EXERCISE INSTRUCTIONS: What lines of the data include the string "oficial"? Copy them all.
** START OF DATA EXCERPTS **
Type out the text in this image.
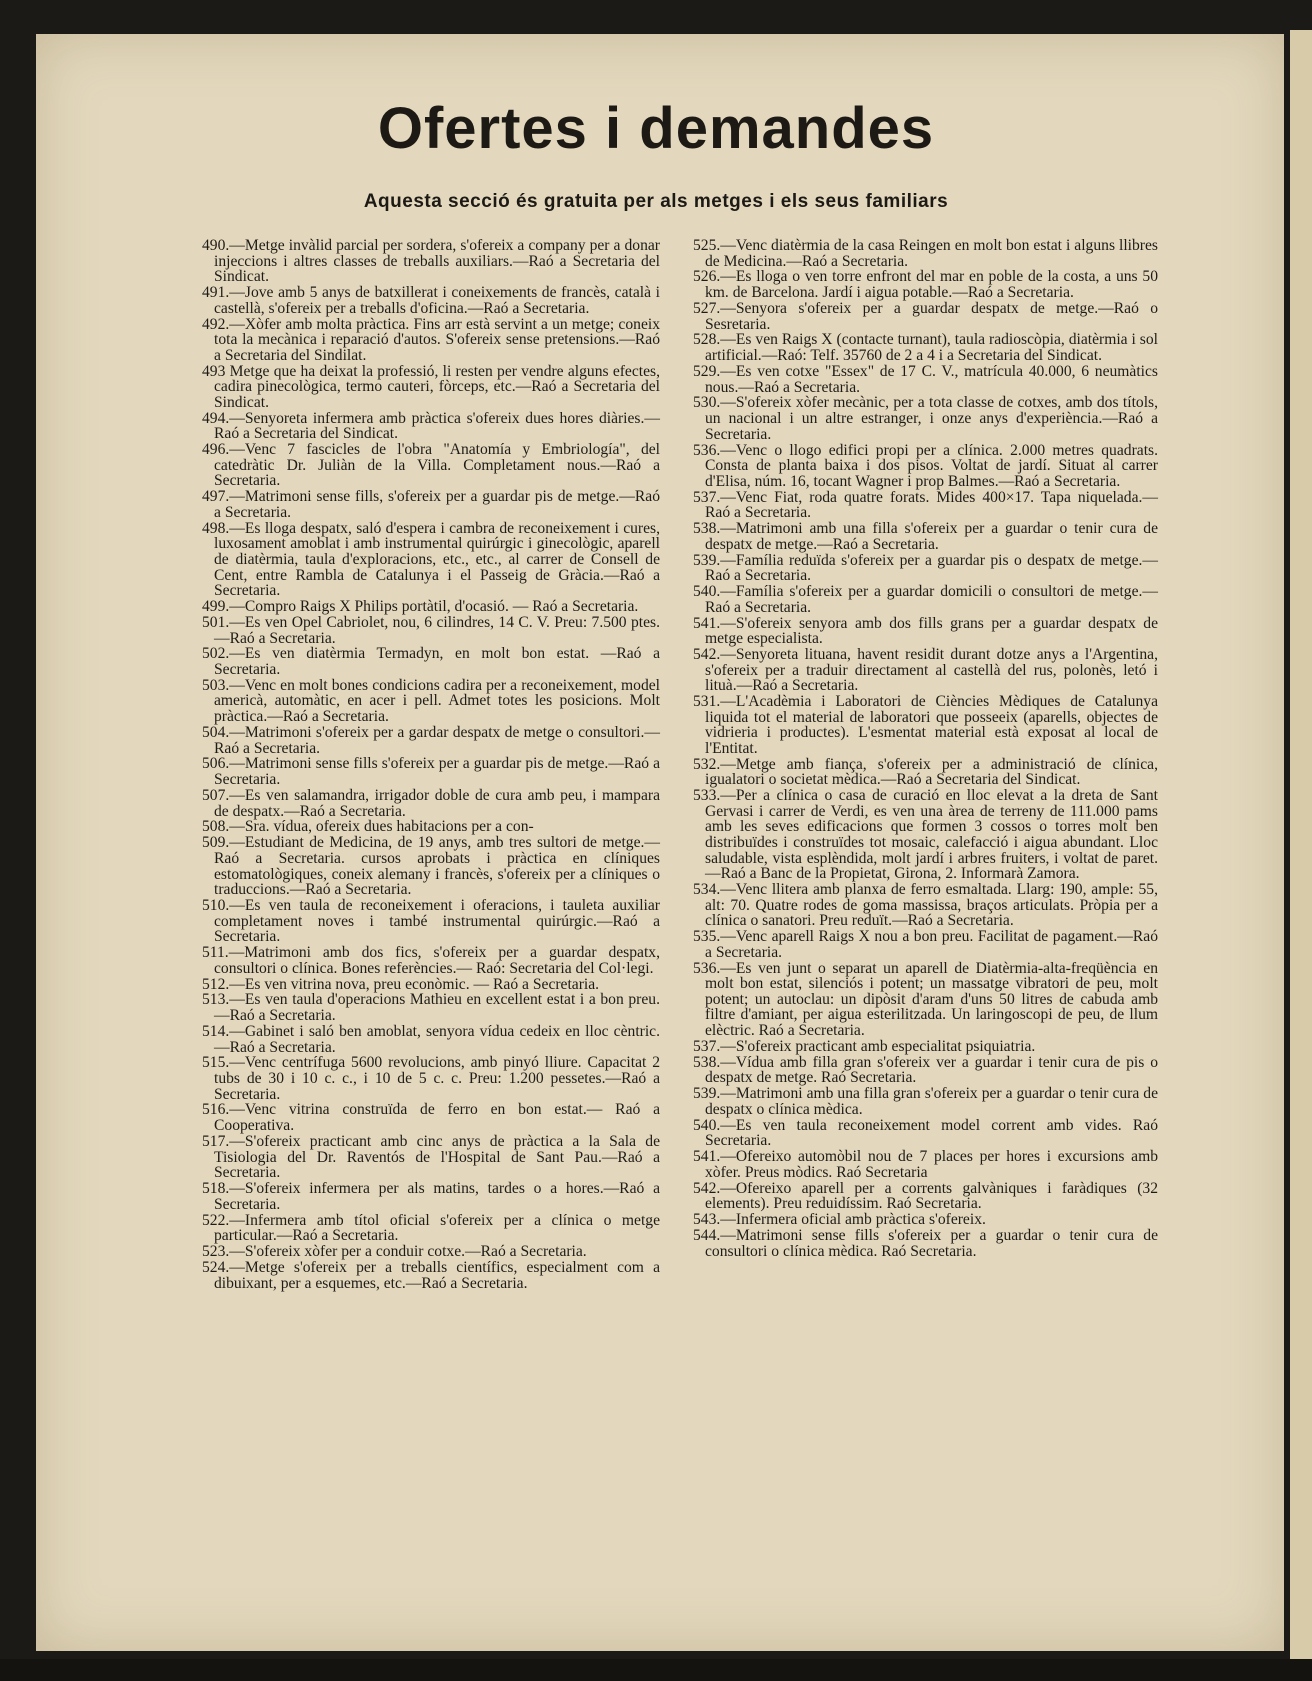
Ofertes i demandes

Aquesta secció és gratuita per als metges i els seus familiars

490.—Metge invàlid parcial per sordera, s'ofereix a company per a donar injeccions i altres classes de treballs auxiliars.—Raó a Secretaria del Sindicat.

491.—Jove amb 5 anys de batxillerat i coneixements de francès, català i castellà, s'ofereix per a treballs d'oficina.—Raó a Secretaria.

492.—Xòfer amb molta pràctica. Fins arr està servint a un metge; coneix tota la mecànica i reparació d'autos. S'ofereix sense pretensions.—Raó a Secretaria del Sindilat.

493 Metge que ha deixat la professió, li resten per vendre alguns efectes, cadira pinecològica, termo cauteri, fòrceps, etc.—Raó a Secretaria del Sindicat.

494.—Senyoreta infermera amb pràctica s'ofereix dues hores diàries.—Raó a Secretaria del Sindicat.

496.—Venc 7 fascicles de l'obra "Anatomía y Embriología", del catedràtic Dr. Juliàn de la Villa. Completament nous.—Raó a Secretaria.

497.—Matrimoni sense fills, s'ofereix per a guardar pis de metge.—Raó a Secretaria.

498.—Es lloga despatx, saló d'espera i cambra de reconeixement i cures, luxosament amoblat i amb instrumental quirúrgic i ginecològic, aparell de diatèrmia, taula d'exploracions, etc., etc., al carrer de Consell de Cent, entre Rambla de Catalunya i el Passeig de Gràcia.—Raó a Secretaria.

499.—Compro Raigs X Philips portàtil, d'ocasió. — Raó a Secretaria.

501.—Es ven Opel Cabriolet, nou, 6 cilindres, 14 C. V. Preu: 7.500 ptes.—Raó a Secretaria.

502.—Es ven diatèrmia Termadyn, en molt bon estat. —Raó a Secretaria.

503.—Venc en molt bones condicions cadira per a reconeixement, model americà, automàtic, en acer i pell. Admet totes les posicions. Molt pràctica.—Raó a Secretaria.

504.—Matrimoni s'ofereix per a gardar despatx de metge o consultori.—Raó a Secretaria.

506.—Matrimoni sense fills s'ofereix per a guardar pis de metge.—Raó a Secretaria.

507.—Es ven salamandra, irrigador doble de cura amb peu, i mampara de despatx.—Raó a Secretaria.

508.—Sra. vídua, ofereix dues habitacions per a con-

509.—Estudiant de Medicina, de 19 anys, amb tres sultori de metge.—Raó a Secretaria. cursos aprobats i pràctica en clíniques estomatològiques, coneix alemany i francès, s'ofereix per a clíniques o traduccions.—Raó a Secretaria.

510.—Es ven taula de reconeixement i oferacions, i tauleta auxiliar completament noves i també instrumental quirúrgic.—Raó a Secretaria.

511.—Matrimoni amb dos fics, s'ofereix per a guardar despatx, consultori o clínica. Bones referències.— Raó: Secretaria del Col·legi.

512.—Es ven vitrina nova, preu econòmic. — Raó a Secretaria.

513.—Es ven taula d'operacions Mathieu en excellent estat i a bon preu.—Raó a Secretaria.

514.—Gabinet i saló ben amoblat, senyora vídua cedeix en lloc cèntric.—Raó a Secretaria.

515.—Venc centrífuga 5600 revolucions, amb pinyó lliure. Capacitat 2 tubs de 30 i 10 c. c., i 10 de 5 c. c. Preu: 1.200 pessetes.—Raó a Secretaria.

516.—Venc vitrina construïda de ferro en bon estat.— Raó a Cooperativa.

517.—S'ofereix practicant amb cinc anys de pràctica a la Sala de Tisiologia del Dr. Raventós de l'Hospital de Sant Pau.—Raó a Secretaria.

518.—S'ofereix infermera per als matins, tardes o a hores.—Raó a Secretaria.

522.—Infermera amb títol oficial s'ofereix per a clínica o metge particular.—Raó a Secretaria.

523.—S'ofereix xòfer per a conduir cotxe.—Raó a Secretaria.

524.—Metge s'ofereix per a treballs científics, especialment com a dibuixant, per a esquemes, etc.—Raó a Secretaria.

525.—Venc diatèrmia de la casa Reingen en molt bon estat i alguns llibres de Medicina.—Raó a Secretaria.

526.—Es lloga o ven torre enfront del mar en poble de la costa, a uns 50 km. de Barcelona. Jardí i aigua potable.—Raó a Secretaria.

527.—Senyora s'ofereix per a guardar despatx de metge.—Raó o Sesretaria.

528.—Es ven Raigs X (contacte turnant), taula radioscòpia, diatèrmia i sol artificial.—Raó: Telf. 35760 de 2 a 4 i a Secretaria del Sindicat.

529.—Es ven cotxe "Essex" de 17 C. V., matrícula 40.000, 6 neumàtics nous.—Raó a Secretaria.

530.—S'ofereix xòfer mecànic, per a tota classe de cotxes, amb dos títols, un nacional i un altre estranger, i onze anys d'experiència.—Raó a Secretaria.

536.—Venc o llogo edifici propi per a clínica. 2.000 metres quadrats. Consta de planta baixa i dos pisos. Voltat de jardí. Situat al carrer d'Elisa, núm. 16, tocant Wagner i prop Balmes.—Raó a Secretaria.

537.—Venc Fiat, roda quatre forats. Mides 400×17. Tapa niquelada.—Raó a Secretaria.

538.—Matrimoni amb una filla s'ofereix per a guardar o tenir cura de despatx de metge.—Raó a Secretaria.

539.—Família reduïda s'ofereix per a guardar pis o despatx de metge.—Raó a Secretaria.

540.—Família s'ofereix per a guardar domicili o consultori de metge.—Raó a Secretaria.

541.—S'ofereix senyora amb dos fills grans per a guardar despatx de metge especialista.

542.—Senyoreta lituana, havent residit durant dotze anys a l'Argentina, s'ofereix per a traduir directament al castellà del rus, polonès, letó i lituà.—Raó a Secretaria.

531.—L'Acadèmia i Laboratori de Ciències Mèdiques de Catalunya liquida tot el material de laboratori que posseeix (aparells, objectes de vidrieria i productes). L'esmentat material està exposat al local de l'Entitat.

532.—Metge amb fiança, s'ofereix per a administració de clínica, igualatori o societat mèdica.—Raó a Secretaria del Sindicat.

533.—Per a clínica o casa de curació en lloc elevat a la dreta de Sant Gervasi i carrer de Verdi, es ven una àrea de terreny de 111.000 pams amb les seves edificacions que formen 3 cossos o torres molt ben distribuïdes i construïdes tot mosaic, calefacció i aigua abundant. Lloc saludable, vista esplèndida, molt jardí i arbres fruiters, i voltat de paret.—Raó a Banc de la Propietat, Girona, 2. Informarà Zamora.

534.—Venc llitera amb planxa de ferro esmaltada. Llarg: 190, ample: 55, alt: 70. Quatre rodes de goma massissa, braços articulats. Pròpia per a clínica o sanatori. Preu reduït.—Raó a Secretaria.

535.—Venc aparell Raigs X nou a bon preu. Facilitat de pagament.—Raó a Secretaria.

536.—Es ven junt o separat un aparell de Diatèrmia-alta-freqüència en molt bon estat, silenciós i potent; un massatge vibratori de peu, molt potent; un autoclau: un dipòsit d'aram d'uns 50 litres de cabuda amb filtre d'amiant, per aigua esterilitzada. Un laringoscopi de peu, de llum elèctric. Raó a Secretaria.

537.—S'ofereix practicant amb especialitat psiquiatria.

538.—Vídua amb filla gran s'ofereix ver a guardar i tenir cura de pis o despatx de metge. Raó Secretaria.

539.—Matrimoni amb una filla gran s'ofereix per a guardar o tenir cura de despatx o clínica mèdica.

540.—Es ven taula reconeixement model corrent amb vides. Raó Secretaria.

541.—Ofereixo automòbil nou de 7 places per hores i excursions amb xòfer. Preus mòdics. Raó Secretaria

542.—Ofereixo aparell per a corrents galvàniques i faràdiques (32 elements). Preu reduidíssim. Raó Secretaria.

543.—Infermera oficial amb pràctica s'ofereix.

544.—Matrimoni sense fills s'ofereix per a guardar o tenir cura de consultori o clínica mèdica. Raó Secretaria.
** END OF DATA EXCERPTS **
OUTPUT BELOW:
522.—Infermera amb títol oficial s'ofereix per a clínica o metge particular.—Raó a Secretaria.
543.—Infermera oficial amb pràctica s'ofereix.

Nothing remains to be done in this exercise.